INFORMATION PROVIDED:
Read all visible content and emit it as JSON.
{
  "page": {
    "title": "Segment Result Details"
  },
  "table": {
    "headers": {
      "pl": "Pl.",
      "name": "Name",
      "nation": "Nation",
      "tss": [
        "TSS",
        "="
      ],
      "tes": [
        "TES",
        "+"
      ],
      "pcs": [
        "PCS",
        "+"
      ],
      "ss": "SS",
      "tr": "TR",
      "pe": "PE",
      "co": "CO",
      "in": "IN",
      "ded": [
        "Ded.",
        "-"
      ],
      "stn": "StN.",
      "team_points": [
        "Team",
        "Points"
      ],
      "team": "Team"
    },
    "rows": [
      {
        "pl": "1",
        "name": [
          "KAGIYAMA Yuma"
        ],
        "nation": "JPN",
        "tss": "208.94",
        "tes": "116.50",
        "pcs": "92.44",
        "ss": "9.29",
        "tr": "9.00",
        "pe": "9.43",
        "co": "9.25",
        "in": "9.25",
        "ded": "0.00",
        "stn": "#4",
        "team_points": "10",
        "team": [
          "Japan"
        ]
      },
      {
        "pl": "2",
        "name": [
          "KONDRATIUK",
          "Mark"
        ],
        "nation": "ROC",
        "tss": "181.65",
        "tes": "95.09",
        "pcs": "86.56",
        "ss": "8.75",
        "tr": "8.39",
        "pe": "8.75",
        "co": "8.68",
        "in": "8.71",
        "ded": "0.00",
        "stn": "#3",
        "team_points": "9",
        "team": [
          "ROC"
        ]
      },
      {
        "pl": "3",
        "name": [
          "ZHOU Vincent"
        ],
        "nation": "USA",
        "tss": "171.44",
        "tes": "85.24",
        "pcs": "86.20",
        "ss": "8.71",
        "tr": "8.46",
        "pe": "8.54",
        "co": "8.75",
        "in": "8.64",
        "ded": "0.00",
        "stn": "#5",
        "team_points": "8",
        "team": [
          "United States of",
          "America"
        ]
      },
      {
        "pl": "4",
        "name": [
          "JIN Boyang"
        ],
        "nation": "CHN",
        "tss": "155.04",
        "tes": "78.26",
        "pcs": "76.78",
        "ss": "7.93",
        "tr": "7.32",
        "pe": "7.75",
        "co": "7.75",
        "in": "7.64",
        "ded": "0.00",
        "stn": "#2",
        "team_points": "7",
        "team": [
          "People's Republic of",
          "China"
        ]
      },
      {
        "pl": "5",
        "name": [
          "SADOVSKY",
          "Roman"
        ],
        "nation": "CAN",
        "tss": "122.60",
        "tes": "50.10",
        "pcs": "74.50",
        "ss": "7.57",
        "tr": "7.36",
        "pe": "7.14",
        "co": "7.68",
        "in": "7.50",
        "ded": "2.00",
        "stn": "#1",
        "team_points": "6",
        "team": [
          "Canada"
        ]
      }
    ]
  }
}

PROBLEM STATEMENT: Examine the data above and state how many of its lines contain the word "nation", with no further remarks.

PROBLEM SOLUTION: 6